Find the string "next" in the records. Copy every line it appears in.

* START *

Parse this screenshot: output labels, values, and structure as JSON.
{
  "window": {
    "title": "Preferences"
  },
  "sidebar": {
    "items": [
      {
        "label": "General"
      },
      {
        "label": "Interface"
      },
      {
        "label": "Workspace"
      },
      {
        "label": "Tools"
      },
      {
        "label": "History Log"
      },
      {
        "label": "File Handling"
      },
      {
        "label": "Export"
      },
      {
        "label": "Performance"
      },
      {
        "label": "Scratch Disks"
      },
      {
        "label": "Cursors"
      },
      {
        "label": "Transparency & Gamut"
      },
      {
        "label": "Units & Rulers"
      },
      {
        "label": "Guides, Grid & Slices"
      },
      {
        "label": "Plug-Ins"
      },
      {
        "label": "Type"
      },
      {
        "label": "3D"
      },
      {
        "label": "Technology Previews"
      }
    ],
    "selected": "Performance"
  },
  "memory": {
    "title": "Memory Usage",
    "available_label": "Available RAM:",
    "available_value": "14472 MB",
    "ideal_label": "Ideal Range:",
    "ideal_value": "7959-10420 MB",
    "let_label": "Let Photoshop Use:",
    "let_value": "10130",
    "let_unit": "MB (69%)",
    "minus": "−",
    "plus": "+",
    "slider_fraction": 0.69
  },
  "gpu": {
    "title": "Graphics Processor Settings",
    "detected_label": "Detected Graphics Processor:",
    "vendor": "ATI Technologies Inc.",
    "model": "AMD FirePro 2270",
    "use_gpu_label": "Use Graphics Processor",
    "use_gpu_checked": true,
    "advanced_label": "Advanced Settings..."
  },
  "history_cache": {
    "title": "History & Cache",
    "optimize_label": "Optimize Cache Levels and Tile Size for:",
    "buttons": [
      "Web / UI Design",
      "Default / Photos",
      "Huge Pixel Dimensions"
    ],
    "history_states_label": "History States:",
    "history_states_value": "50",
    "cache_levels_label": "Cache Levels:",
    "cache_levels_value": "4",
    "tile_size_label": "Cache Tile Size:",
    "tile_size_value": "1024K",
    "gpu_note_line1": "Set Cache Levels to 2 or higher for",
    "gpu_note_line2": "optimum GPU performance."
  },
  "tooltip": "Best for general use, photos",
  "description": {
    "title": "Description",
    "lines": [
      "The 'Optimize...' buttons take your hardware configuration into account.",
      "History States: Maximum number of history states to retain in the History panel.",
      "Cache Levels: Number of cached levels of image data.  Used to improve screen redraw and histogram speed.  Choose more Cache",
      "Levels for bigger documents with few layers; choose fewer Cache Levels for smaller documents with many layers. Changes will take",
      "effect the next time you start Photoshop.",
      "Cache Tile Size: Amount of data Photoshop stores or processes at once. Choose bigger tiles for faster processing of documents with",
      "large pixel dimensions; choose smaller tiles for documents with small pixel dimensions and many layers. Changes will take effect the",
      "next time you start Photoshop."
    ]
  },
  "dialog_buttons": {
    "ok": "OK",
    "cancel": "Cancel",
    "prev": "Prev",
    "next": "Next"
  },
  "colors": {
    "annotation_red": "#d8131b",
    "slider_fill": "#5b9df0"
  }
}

* END *

_Answer for this exercise_
      "effect the next time you start Photoshop.",
      "next time you start Photoshop."
    "next": "Next"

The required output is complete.